Requirements:
Copy out, from the entries below, each line holding the string "icon".

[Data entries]
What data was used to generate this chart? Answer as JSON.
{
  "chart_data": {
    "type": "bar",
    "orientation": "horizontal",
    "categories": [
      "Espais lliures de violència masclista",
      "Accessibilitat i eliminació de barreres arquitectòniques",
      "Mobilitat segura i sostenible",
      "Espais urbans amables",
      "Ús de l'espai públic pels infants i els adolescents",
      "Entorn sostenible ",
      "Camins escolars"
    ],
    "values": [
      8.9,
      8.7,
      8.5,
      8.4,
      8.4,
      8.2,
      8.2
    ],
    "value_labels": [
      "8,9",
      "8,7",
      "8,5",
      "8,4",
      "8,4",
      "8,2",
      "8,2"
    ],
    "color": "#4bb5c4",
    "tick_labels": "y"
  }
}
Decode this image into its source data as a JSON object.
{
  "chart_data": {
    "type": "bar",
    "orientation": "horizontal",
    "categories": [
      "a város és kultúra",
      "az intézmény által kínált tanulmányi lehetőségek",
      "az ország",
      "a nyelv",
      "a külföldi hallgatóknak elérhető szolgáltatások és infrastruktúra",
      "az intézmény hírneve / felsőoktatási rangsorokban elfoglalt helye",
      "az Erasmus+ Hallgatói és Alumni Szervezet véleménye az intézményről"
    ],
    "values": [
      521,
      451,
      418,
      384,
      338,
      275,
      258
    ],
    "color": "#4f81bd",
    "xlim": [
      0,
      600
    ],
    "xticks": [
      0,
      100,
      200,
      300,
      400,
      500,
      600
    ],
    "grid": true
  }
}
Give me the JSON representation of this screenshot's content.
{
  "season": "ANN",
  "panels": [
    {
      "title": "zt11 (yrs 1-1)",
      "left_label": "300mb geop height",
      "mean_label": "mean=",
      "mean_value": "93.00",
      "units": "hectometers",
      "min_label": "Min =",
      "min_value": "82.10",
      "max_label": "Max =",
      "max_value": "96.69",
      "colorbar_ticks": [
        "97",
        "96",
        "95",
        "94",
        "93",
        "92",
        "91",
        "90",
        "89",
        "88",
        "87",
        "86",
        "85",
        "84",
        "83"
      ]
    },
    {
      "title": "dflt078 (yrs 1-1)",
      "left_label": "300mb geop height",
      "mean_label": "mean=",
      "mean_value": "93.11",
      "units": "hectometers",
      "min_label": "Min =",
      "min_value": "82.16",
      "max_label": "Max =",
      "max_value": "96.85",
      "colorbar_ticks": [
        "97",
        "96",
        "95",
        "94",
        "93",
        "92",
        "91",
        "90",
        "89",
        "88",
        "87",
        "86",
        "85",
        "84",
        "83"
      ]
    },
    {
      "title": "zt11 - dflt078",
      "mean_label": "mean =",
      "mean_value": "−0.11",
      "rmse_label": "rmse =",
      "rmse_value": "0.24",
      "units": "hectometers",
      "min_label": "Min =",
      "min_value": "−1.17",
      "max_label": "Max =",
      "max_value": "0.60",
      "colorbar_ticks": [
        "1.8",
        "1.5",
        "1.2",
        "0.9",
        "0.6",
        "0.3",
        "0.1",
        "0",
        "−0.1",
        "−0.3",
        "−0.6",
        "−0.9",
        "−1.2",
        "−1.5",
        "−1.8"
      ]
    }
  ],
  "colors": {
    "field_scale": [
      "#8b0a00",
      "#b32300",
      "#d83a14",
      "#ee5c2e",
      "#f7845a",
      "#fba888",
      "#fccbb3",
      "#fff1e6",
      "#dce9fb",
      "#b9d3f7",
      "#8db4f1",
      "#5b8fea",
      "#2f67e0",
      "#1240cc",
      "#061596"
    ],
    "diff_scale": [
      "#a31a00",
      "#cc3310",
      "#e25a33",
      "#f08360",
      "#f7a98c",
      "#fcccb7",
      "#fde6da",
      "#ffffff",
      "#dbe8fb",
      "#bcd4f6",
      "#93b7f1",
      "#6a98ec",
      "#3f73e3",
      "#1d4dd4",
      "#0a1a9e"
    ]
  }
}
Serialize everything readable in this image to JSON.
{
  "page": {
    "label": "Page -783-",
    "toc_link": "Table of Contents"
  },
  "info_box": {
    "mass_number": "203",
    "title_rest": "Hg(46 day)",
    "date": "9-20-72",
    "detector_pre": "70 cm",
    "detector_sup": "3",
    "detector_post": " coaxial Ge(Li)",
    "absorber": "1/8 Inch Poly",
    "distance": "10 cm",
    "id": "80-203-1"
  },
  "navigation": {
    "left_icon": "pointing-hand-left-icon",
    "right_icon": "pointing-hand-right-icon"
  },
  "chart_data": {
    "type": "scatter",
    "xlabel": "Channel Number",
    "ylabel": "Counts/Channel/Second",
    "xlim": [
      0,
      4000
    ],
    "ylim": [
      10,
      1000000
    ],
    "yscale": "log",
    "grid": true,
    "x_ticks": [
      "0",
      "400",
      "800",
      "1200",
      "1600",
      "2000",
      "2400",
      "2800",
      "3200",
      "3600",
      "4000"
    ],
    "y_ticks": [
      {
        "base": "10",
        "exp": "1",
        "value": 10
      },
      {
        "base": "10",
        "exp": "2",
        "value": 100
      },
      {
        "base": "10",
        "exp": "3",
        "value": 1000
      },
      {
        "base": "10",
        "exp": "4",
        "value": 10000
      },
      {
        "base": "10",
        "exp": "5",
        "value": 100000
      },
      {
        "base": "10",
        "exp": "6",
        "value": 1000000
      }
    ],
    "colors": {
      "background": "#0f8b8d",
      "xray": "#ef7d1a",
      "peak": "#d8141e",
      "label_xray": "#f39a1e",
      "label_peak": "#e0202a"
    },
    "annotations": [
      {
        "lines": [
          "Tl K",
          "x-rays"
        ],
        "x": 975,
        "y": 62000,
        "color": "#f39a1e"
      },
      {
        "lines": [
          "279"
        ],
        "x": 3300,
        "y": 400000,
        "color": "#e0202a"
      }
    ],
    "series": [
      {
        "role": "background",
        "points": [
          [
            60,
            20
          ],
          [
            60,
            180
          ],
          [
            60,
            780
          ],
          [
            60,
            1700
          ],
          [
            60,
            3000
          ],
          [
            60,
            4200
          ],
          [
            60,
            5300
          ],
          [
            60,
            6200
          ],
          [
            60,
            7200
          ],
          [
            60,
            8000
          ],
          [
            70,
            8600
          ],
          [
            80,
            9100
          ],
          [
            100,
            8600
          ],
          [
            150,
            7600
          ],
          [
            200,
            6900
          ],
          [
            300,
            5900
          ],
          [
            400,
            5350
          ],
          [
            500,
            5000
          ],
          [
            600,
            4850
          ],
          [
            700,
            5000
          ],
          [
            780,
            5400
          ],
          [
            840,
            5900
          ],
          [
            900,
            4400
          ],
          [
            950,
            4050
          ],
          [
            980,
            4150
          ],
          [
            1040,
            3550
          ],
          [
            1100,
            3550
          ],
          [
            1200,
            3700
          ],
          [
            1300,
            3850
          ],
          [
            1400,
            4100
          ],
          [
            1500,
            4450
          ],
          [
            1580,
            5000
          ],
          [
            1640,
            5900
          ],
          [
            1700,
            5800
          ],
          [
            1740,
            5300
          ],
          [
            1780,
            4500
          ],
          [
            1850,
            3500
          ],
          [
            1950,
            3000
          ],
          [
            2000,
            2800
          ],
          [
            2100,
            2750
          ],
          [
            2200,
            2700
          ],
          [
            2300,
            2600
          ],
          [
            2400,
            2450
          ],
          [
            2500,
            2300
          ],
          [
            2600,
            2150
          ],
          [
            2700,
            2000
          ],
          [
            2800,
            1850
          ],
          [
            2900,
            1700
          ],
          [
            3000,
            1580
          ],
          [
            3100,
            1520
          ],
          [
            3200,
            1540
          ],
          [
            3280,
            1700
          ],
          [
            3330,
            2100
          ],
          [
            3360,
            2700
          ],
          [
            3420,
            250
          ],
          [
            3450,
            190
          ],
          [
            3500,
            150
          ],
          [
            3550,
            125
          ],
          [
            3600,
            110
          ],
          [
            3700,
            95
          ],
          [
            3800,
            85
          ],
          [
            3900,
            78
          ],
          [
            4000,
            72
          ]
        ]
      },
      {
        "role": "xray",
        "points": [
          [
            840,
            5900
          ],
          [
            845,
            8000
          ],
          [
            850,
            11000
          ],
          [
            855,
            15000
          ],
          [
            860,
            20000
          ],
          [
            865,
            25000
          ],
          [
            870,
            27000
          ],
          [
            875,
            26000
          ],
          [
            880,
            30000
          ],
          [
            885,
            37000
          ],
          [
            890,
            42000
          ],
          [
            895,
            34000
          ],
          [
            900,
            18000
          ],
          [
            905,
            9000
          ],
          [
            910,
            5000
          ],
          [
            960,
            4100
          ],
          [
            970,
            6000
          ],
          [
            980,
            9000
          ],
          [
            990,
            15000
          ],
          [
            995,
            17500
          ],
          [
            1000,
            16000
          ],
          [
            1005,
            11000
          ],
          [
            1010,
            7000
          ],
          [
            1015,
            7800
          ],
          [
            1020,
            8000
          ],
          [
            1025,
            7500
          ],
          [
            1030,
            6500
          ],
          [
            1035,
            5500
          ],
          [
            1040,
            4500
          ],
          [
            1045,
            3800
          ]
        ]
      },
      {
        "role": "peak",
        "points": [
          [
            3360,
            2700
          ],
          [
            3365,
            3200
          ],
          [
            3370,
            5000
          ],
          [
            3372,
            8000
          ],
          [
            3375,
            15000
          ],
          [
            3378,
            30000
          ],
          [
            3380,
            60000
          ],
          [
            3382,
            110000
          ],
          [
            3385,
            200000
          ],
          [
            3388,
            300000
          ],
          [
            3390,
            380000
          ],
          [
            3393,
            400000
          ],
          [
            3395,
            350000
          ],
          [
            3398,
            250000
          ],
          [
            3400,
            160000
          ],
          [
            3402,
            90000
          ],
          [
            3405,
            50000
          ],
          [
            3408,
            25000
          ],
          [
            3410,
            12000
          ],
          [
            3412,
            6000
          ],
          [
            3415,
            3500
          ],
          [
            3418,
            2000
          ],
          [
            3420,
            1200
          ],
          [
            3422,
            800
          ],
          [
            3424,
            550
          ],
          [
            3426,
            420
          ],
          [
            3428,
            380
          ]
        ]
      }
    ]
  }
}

Answer to the exercise:
    "left_icon": "pointing-hand-left-icon",
    "right_icon": "pointing-hand-right-icon"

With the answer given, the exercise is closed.